| Set task |
Print every entry, word for word, and skip the images.

________________

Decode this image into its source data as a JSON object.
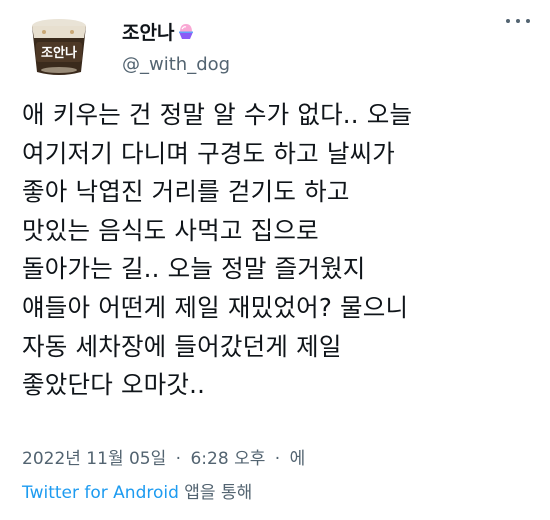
{
  "user": {
    "display_name": "조안나",
    "name_emoji_icon": "shaved-ice-icon",
    "handle": "@_with_dog",
    "avatar_text": "조안나",
    "avatar_icon": "ice-cream-tub-icon"
  },
  "more_icon": "more-horizontal-icon",
  "tweet": {
    "lines": [
      "애 키우는 건 정말 알 수가 없다.. 오늘",
      "여기저기 다니며 구경도 하고 날씨가",
      "좋아 낙엽진 거리를 걷기도 하고",
      "맛있는 음식도 사먹고 집으로",
      "돌아가는 길.. 오늘 정말 즐거웠지",
      "얘들아 어떤게 제일 재밌었어? 물으니",
      "자동 세차장에 들어갔던게 제일",
      "좋았단다 오마갓.."
    ]
  },
  "meta": {
    "date": "2022년 11월 05일",
    "sep1": "·",
    "time": "6:28 오후",
    "sep2": "·",
    "trail": "에"
  },
  "source": {
    "app": "Twitter for Android",
    "suffix": "앱을 통해"
  },
  "colors": {
    "text": "#0f1419",
    "secondary": "#536471",
    "link": "#1d9bf0"
  }
}
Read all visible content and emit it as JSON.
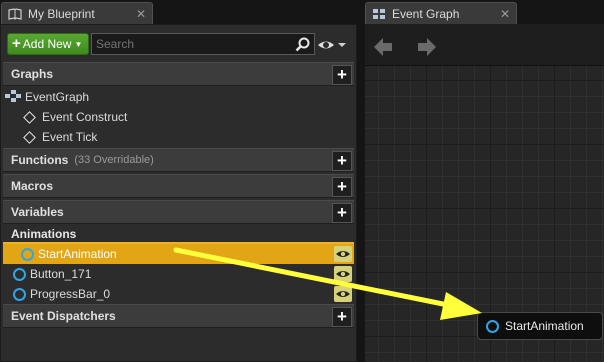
{
  "blueprint_tab": {
    "title": "My Blueprint",
    "close": "✕"
  },
  "graph_tab": {
    "title": "Event Graph",
    "close": "✕"
  },
  "toolbar": {
    "add_new_label": "Add New",
    "search_placeholder": "Search"
  },
  "sections": {
    "graphs": "Graphs",
    "functions": "Functions",
    "functions_sub": "(33 Overridable)",
    "macros": "Macros",
    "variables": "Variables",
    "event_dispatchers": "Event Dispatchers"
  },
  "graphs": {
    "event_graph": "EventGraph",
    "items": [
      "Event Construct",
      "Event Tick"
    ]
  },
  "variables": {
    "category": "Animations",
    "items": [
      "StartAnimation",
      "Button_171",
      "ProgressBar_0"
    ],
    "selected_index": 0
  },
  "graph_node": {
    "label": "StartAnimation"
  },
  "colors": {
    "selected_row": "#e2a516",
    "variable_pin": "#2ea6e6",
    "add_new": "#4c9a29",
    "annotation_arrow": "#ffff3c"
  },
  "icons": {
    "blueprint_tab": "book-icon",
    "graph_tab": "graph-icon",
    "search": "search-icon",
    "visibility": "eye-icon",
    "back": "arrow-left-icon",
    "forward": "arrow-right-icon"
  }
}
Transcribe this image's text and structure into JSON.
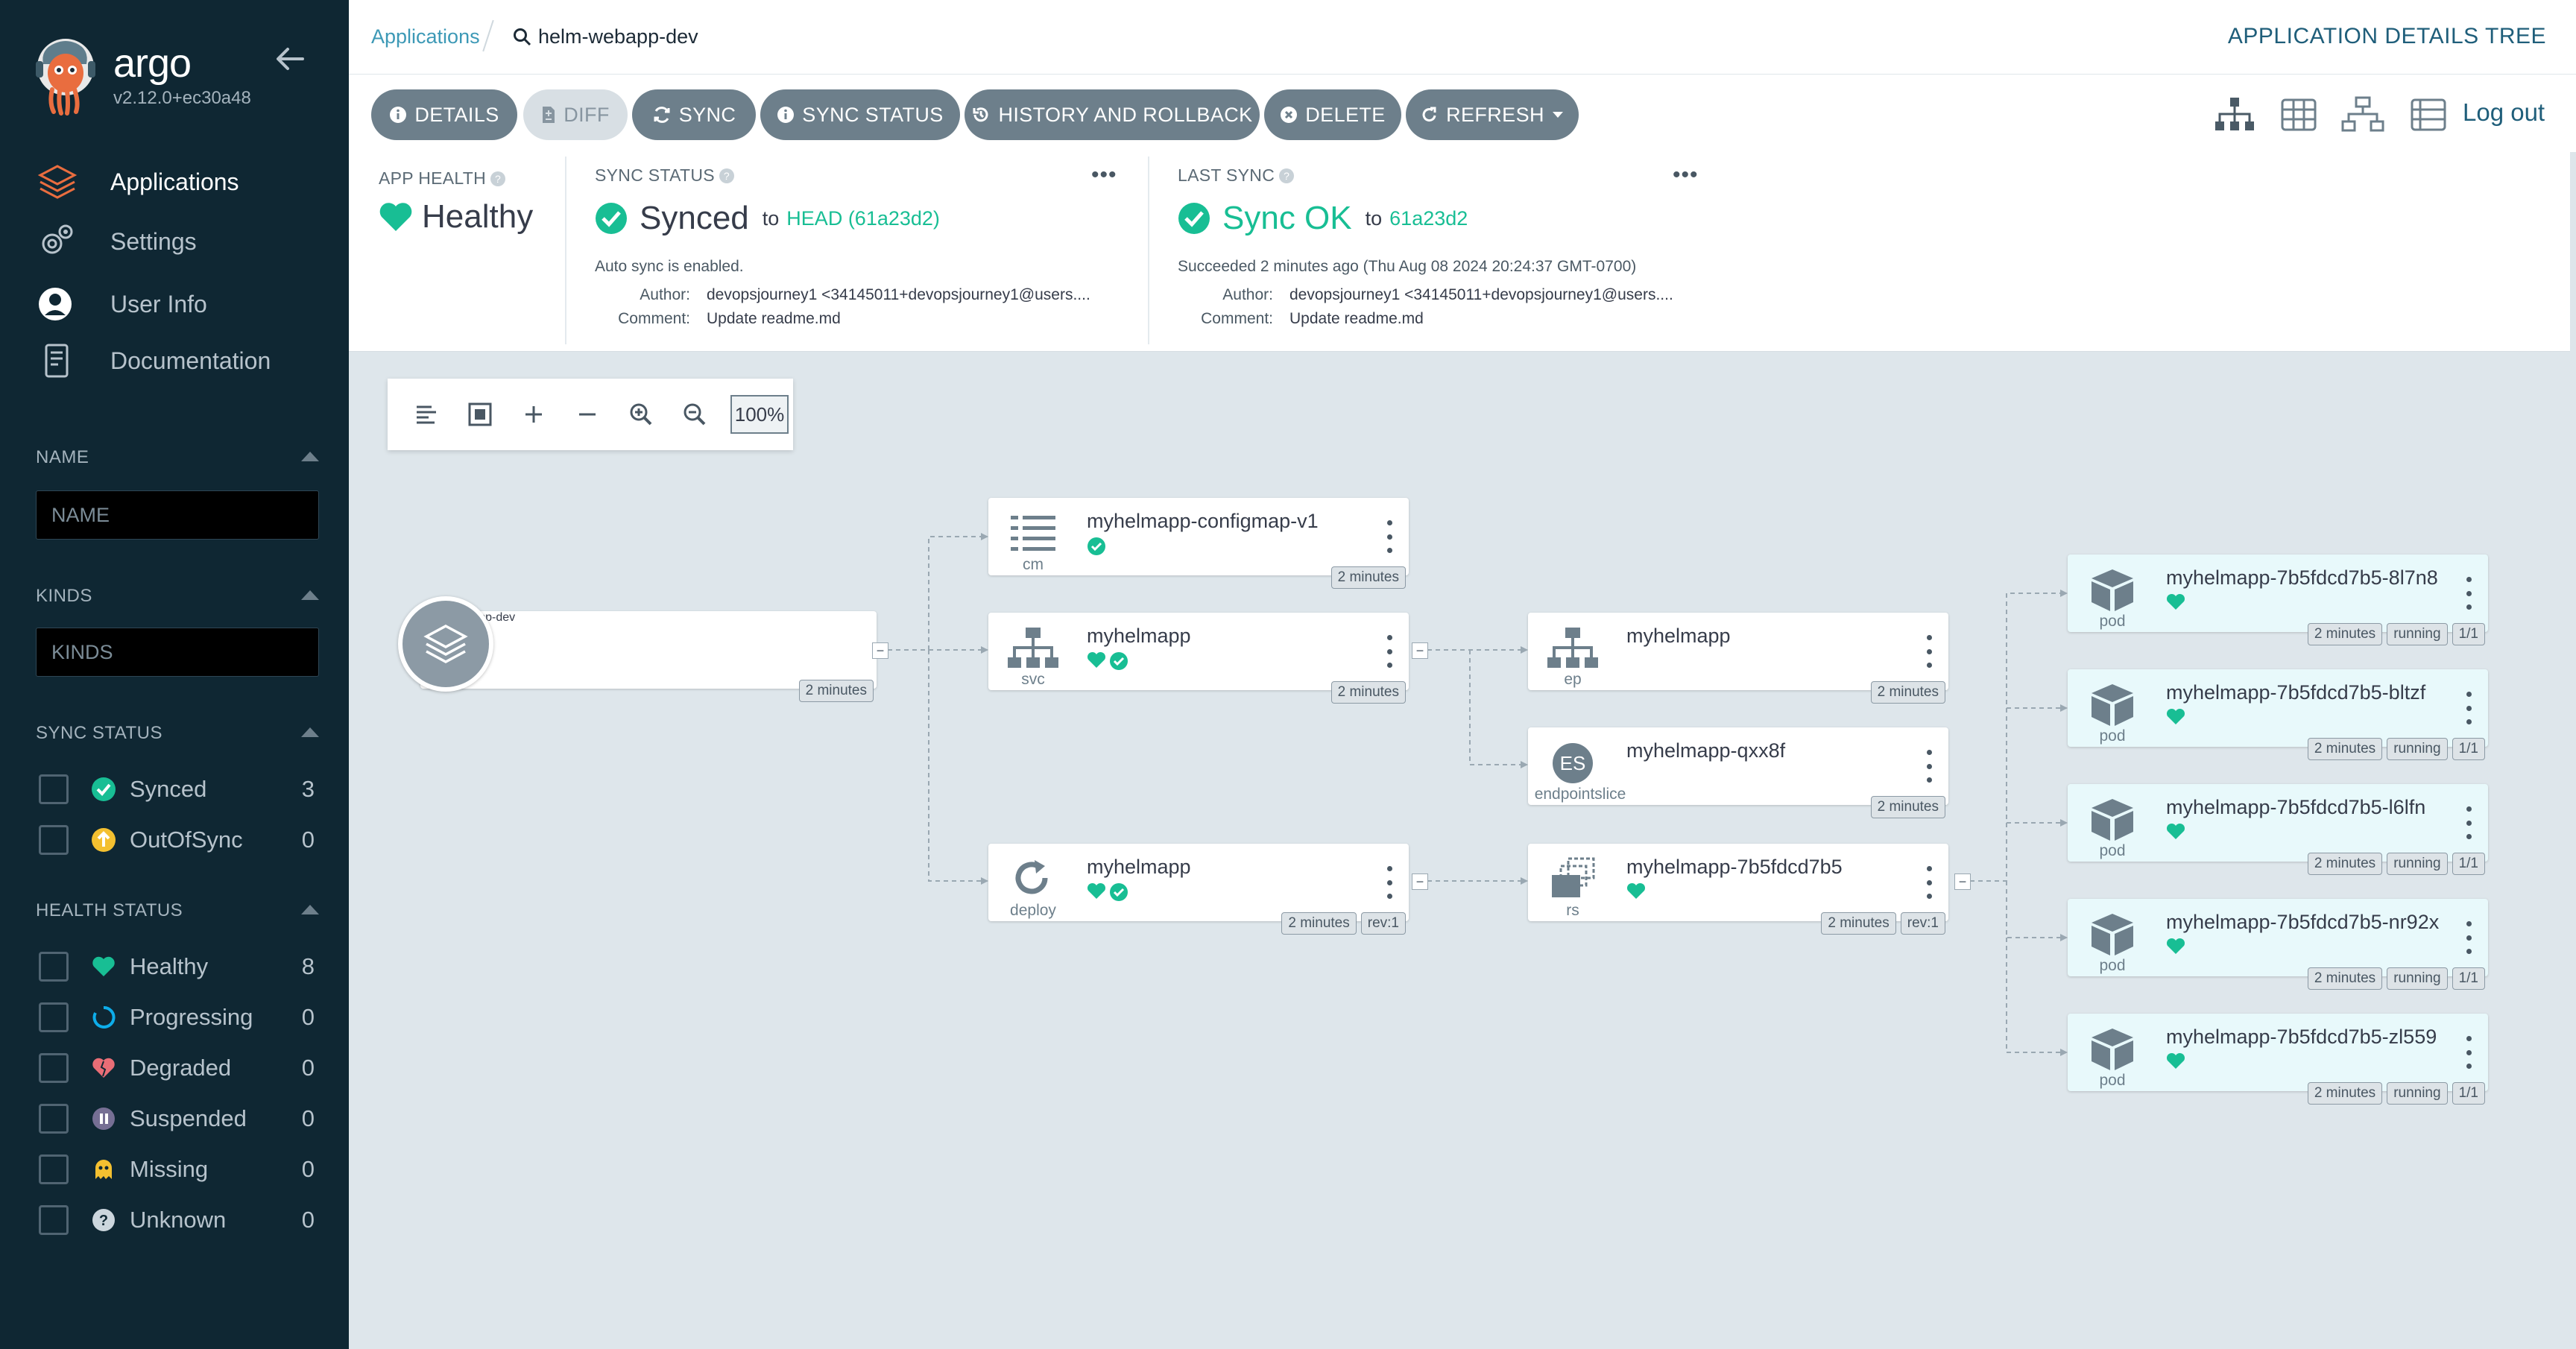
{
  "brand": {
    "name": "argo",
    "version": "v2.12.0+ec30a48"
  },
  "nav": [
    {
      "label": "Applications",
      "icon": "layers-icon",
      "active": true
    },
    {
      "label": "Settings",
      "icon": "gears-icon"
    },
    {
      "label": "User Info",
      "icon": "user-circle-icon"
    },
    {
      "label": "Documentation",
      "icon": "book-icon"
    }
  ],
  "filters": {
    "name": {
      "title": "NAME",
      "placeholder": "NAME"
    },
    "kinds": {
      "title": "KINDS",
      "placeholder": "KINDS"
    },
    "sync_status": {
      "title": "SYNC STATUS",
      "items": [
        {
          "label": "Synced",
          "count": "3",
          "icon": "check-circle-icon",
          "color": "#18be94"
        },
        {
          "label": "OutOfSync",
          "count": "0",
          "icon": "arrow-up-circle-icon",
          "color": "#f4c030"
        }
      ]
    },
    "health_status": {
      "title": "HEALTH STATUS",
      "items": [
        {
          "label": "Healthy",
          "count": "8",
          "icon": "heart-icon",
          "color": "#18be94"
        },
        {
          "label": "Progressing",
          "count": "0",
          "icon": "circle-notch-icon",
          "color": "#0dadea"
        },
        {
          "label": "Degraded",
          "count": "0",
          "icon": "heart-broken-icon",
          "color": "#e96d76"
        },
        {
          "label": "Suspended",
          "count": "0",
          "icon": "pause-circle-icon",
          "color": "#766f94"
        },
        {
          "label": "Missing",
          "count": "0",
          "icon": "ghost-icon",
          "color": "#f4c030"
        },
        {
          "label": "Unknown",
          "count": "0",
          "icon": "question-circle-icon",
          "color": "#ccd6dd"
        }
      ]
    }
  },
  "breadcrumb": {
    "root": "Applications",
    "current": "helm-webapp-dev"
  },
  "page_title": "APPLICATION DETAILS TREE",
  "toolbar": {
    "details": "DETAILS",
    "diff": "DIFF",
    "sync": "SYNC",
    "sync_status": "SYNC STATUS",
    "history": "HISTORY AND ROLLBACK",
    "delete": "DELETE",
    "refresh": "REFRESH",
    "logout": "Log out"
  },
  "status": {
    "app_health": {
      "title": "APP HEALTH",
      "value": "Healthy"
    },
    "sync_status": {
      "title": "SYNC STATUS",
      "value": "Synced",
      "to": "to",
      "revision": "HEAD (61a23d2)",
      "auto_sync": "Auto sync is enabled.",
      "author_label": "Author:",
      "author": "devopsjourney1 <34145011+devopsjourney1@users....",
      "comment_label": "Comment:",
      "comment": "Update readme.md"
    },
    "last_sync": {
      "title": "LAST SYNC",
      "value": "Sync OK",
      "to": "to",
      "revision": "61a23d2",
      "succeeded": "Succeeded 2 minutes ago (Thu Aug 08 2024 20:24:37 GMT-0700)",
      "author_label": "Author:",
      "author": "devopsjourney1 <34145011+devopsjourney1@users....",
      "comment_label": "Comment:",
      "comment": "Update readme.md"
    }
  },
  "zoom": {
    "level": "100%"
  },
  "tree": {
    "app": {
      "name": "helm-webapp-dev",
      "age": "2 minutes"
    },
    "configmap": {
      "name": "myhelmapp-configmap-v1",
      "kind": "cm",
      "age": "2 minutes"
    },
    "svc": {
      "name": "myhelmapp",
      "kind": "svc",
      "age": "2 minutes"
    },
    "deploy": {
      "name": "myhelmapp",
      "kind": "deploy",
      "age": "2 minutes",
      "rev": "rev:1"
    },
    "ep": {
      "name": "myhelmapp",
      "kind": "ep",
      "age": "2 minutes"
    },
    "endpointslice": {
      "name": "myhelmapp-qxx8f",
      "kind": "endpointslice",
      "icon_text": "ES",
      "age": "2 minutes"
    },
    "rs": {
      "name": "myhelmapp-7b5fdcd7b5",
      "kind": "rs",
      "age": "2 minutes",
      "rev": "rev:1"
    },
    "pods": [
      {
        "name": "myhelmapp-7b5fdcd7b5-8l7n8",
        "kind": "pod",
        "age": "2 minutes",
        "state": "running",
        "ready": "1/1"
      },
      {
        "name": "myhelmapp-7b5fdcd7b5-bltzf",
        "kind": "pod",
        "age": "2 minutes",
        "state": "running",
        "ready": "1/1"
      },
      {
        "name": "myhelmapp-7b5fdcd7b5-l6lfn",
        "kind": "pod",
        "age": "2 minutes",
        "state": "running",
        "ready": "1/1"
      },
      {
        "name": "myhelmapp-7b5fdcd7b5-nr92x",
        "kind": "pod",
        "age": "2 minutes",
        "state": "running",
        "ready": "1/1"
      },
      {
        "name": "myhelmapp-7b5fdcd7b5-zl559",
        "kind": "pod",
        "age": "2 minutes",
        "state": "running",
        "ready": "1/1"
      }
    ]
  },
  "colors": {
    "sidebar": "#0f2733",
    "healthy": "#18be94",
    "link": "#3d99b6",
    "button": "#6d7f8b"
  }
}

________________

| Answer below |
Decode this image into its source data as a JSON object.
{
  "user": {
    "display_name": "조안나",
    "name_emoji_icon": "shaved-ice-icon",
    "handle": "@_with_dog",
    "avatar_text": "조안나",
    "avatar_icon": "ice-cream-tub-icon"
  },
  "more_icon": "more-horizontal-icon",
  "tweet": {
    "lines": [
      "애 키우는 건 정말 알 수가 없다.. 오늘",
      "여기저기 다니며 구경도 하고 날씨가",
      "좋아 낙엽진 거리를 걷기도 하고",
      "맛있는 음식도 사먹고 집으로",
      "돌아가는 길.. 오늘 정말 즐거웠지",
      "얘들아 어떤게 제일 재밌었어? 물으니",
      "자동 세차장에 들어갔던게 제일",
      "좋았단다 오마갓.."
    ]
  },
  "meta": {
    "date": "2022년 11월 05일",
    "sep1": "·",
    "time": "6:28 오후",
    "sep2": "·",
    "trail": "에"
  },
  "source": {
    "app": "Twitter for Android",
    "suffix": "앱을 통해"
  },
  "colors": {
    "text": "#0f1419",
    "secondary": "#536471",
    "link": "#1d9bf0"
  }
}
Read all visible content and emit it as JSON.
{
  "blueprint_tab": {
    "title": "My Blueprint",
    "close": "✕"
  },
  "graph_tab": {
    "title": "Event Graph",
    "close": "✕"
  },
  "toolbar": {
    "add_new_label": "Add New",
    "search_placeholder": "Search"
  },
  "sections": {
    "graphs": "Graphs",
    "functions": "Functions",
    "functions_sub": "(33 Overridable)",
    "macros": "Macros",
    "variables": "Variables",
    "event_dispatchers": "Event Dispatchers"
  },
  "graphs": {
    "event_graph": "EventGraph",
    "items": [
      "Event Construct",
      "Event Tick"
    ]
  },
  "variables": {
    "category": "Animations",
    "items": [
      "StartAnimation",
      "Button_171",
      "ProgressBar_0"
    ],
    "selected_index": 0
  },
  "graph_node": {
    "label": "StartAnimation"
  },
  "colors": {
    "selected_row": "#e2a516",
    "variable_pin": "#2ea6e6",
    "add_new": "#4c9a29",
    "annotation_arrow": "#ffff3c"
  },
  "icons": {
    "blueprint_tab": "book-icon",
    "graph_tab": "graph-icon",
    "search": "search-icon",
    "visibility": "eye-icon",
    "back": "arrow-left-icon",
    "forward": "arrow-right-icon"
  }
}
Transcribe this image's text and structure into JSON.
{
  "brand": {
    "name": "argo",
    "version": "v2.12.0+ec30a48"
  },
  "nav": [
    {
      "label": "Applications",
      "icon": "layers-icon",
      "active": true
    },
    {
      "label": "Settings",
      "icon": "gears-icon"
    },
    {
      "label": "User Info",
      "icon": "user-circle-icon"
    },
    {
      "label": "Documentation",
      "icon": "book-icon"
    }
  ],
  "filters": {
    "name": {
      "title": "NAME",
      "placeholder": "NAME"
    },
    "kinds": {
      "title": "KINDS",
      "placeholder": "KINDS"
    },
    "sync_status": {
      "title": "SYNC STATUS",
      "items": [
        {
          "label": "Synced",
          "count": "3",
          "icon": "check-circle-icon",
          "color": "#18be94"
        },
        {
          "label": "OutOfSync",
          "count": "0",
          "icon": "arrow-up-circle-icon",
          "color": "#f4c030"
        }
      ]
    },
    "health_status": {
      "title": "HEALTH STATUS",
      "items": [
        {
          "label": "Healthy",
          "count": "8",
          "icon": "heart-icon",
          "color": "#18be94"
        },
        {
          "label": "Progressing",
          "count": "0",
          "icon": "circle-notch-icon",
          "color": "#0dadea"
        },
        {
          "label": "Degraded",
          "count": "0",
          "icon": "heart-broken-icon",
          "color": "#e96d76"
        },
        {
          "label": "Suspended",
          "count": "0",
          "icon": "pause-circle-icon",
          "color": "#766f94"
        },
        {
          "label": "Missing",
          "count": "0",
          "icon": "ghost-icon",
          "color": "#f4c030"
        },
        {
          "label": "Unknown",
          "count": "0",
          "icon": "question-circle-icon",
          "color": "#ccd6dd"
        }
      ]
    }
  },
  "breadcrumb": {
    "root": "Applications",
    "current": "helm-webapp-dev"
  },
  "page_title": "APPLICATION DETAILS TREE",
  "toolbar": {
    "details": "DETAILS",
    "diff": "DIFF",
    "sync": "SYNC",
    "sync_status": "SYNC STATUS",
    "history": "HISTORY AND ROLLBACK",
    "delete": "DELETE",
    "refresh": "REFRESH",
    "logout": "Log out"
  },
  "status": {
    "app_health": {
      "title": "APP HEALTH",
      "value": "Healthy"
    },
    "sync_status": {
      "title": "SYNC STATUS",
      "value": "Synced",
      "to": "to",
      "revision": "HEAD (61a23d2)",
      "auto_sync": "Auto sync is enabled.",
      "author_label": "Author:",
      "author": "devopsjourney1 <34145011+devopsjourney1@users....",
      "comment_label": "Comment:",
      "comment": "Update readme.md"
    },
    "last_sync": {
      "title": "LAST SYNC",
      "value": "Sync OK",
      "to": "to",
      "revision": "61a23d2",
      "succeeded": "Succeeded 2 minutes ago (Thu Aug 08 2024 20:24:37 GMT-0700)",
      "author_label": "Author:",
      "author": "devopsjourney1 <34145011+devopsjourney1@users....",
      "comment_label": "Comment:",
      "comment": "Update readme.md"
    }
  },
  "zoom": {
    "level": "100%"
  },
  "tree": {
    "app": {
      "name": "helm-webapp-dev",
      "age": "2 minutes"
    },
    "configmap": {
      "name": "myhelmapp-configmap-v1",
      "kind": "cm",
      "age": "2 minutes"
    },
    "svc": {
      "name": "myhelmapp",
      "kind": "svc",
      "age": "2 minutes"
    },
    "deploy": {
      "name": "myhelmapp",
      "kind": "deploy",
      "age": "2 minutes",
      "rev": "rev:1"
    },
    "ep": {
      "name": "myhelmapp",
      "kind": "ep",
      "age": "2 minutes"
    },
    "endpointslice": {
      "name": "myhelmapp-qxx8f",
      "kind": "endpointslice",
      "icon_text": "ES",
      "age": "2 minutes"
    },
    "rs": {
      "name": "myhelmapp-7b5fdcd7b5",
      "kind": "rs",
      "age": "2 minutes",
      "rev": "rev:1"
    },
    "pods": [
      {
        "name": "myhelmapp-7b5fdcd7b5-8l7n8",
        "kind": "pod",
        "age": "2 minutes",
        "state": "running",
        "ready": "1/1"
      },
      {
        "name": "myhelmapp-7b5fdcd7b5-bltzf",
        "kind": "pod",
        "age": "2 minutes",
        "state": "running",
        "ready": "1/1"
      },
      {
        "name": "myhelmapp-7b5fdcd7b5-l6lfn",
        "kind": "pod",
        "age": "2 minutes",
        "state": "running",
        "ready": "1/1"
      },
      {
        "name": "myhelmapp-7b5fdcd7b5-nr92x",
        "kind": "pod",
        "age": "2 minutes",
        "state": "running",
        "ready": "1/1"
      },
      {
        "name": "myhelmapp-7b5fdcd7b5-zl559",
        "kind": "pod",
        "age": "2 minutes",
        "state": "running",
        "ready": "1/1"
      }
    ]
  },
  "colors": {
    "sidebar": "#0f2733",
    "healthy": "#18be94",
    "link": "#3d99b6",
    "button": "#6d7f8b"
  }
}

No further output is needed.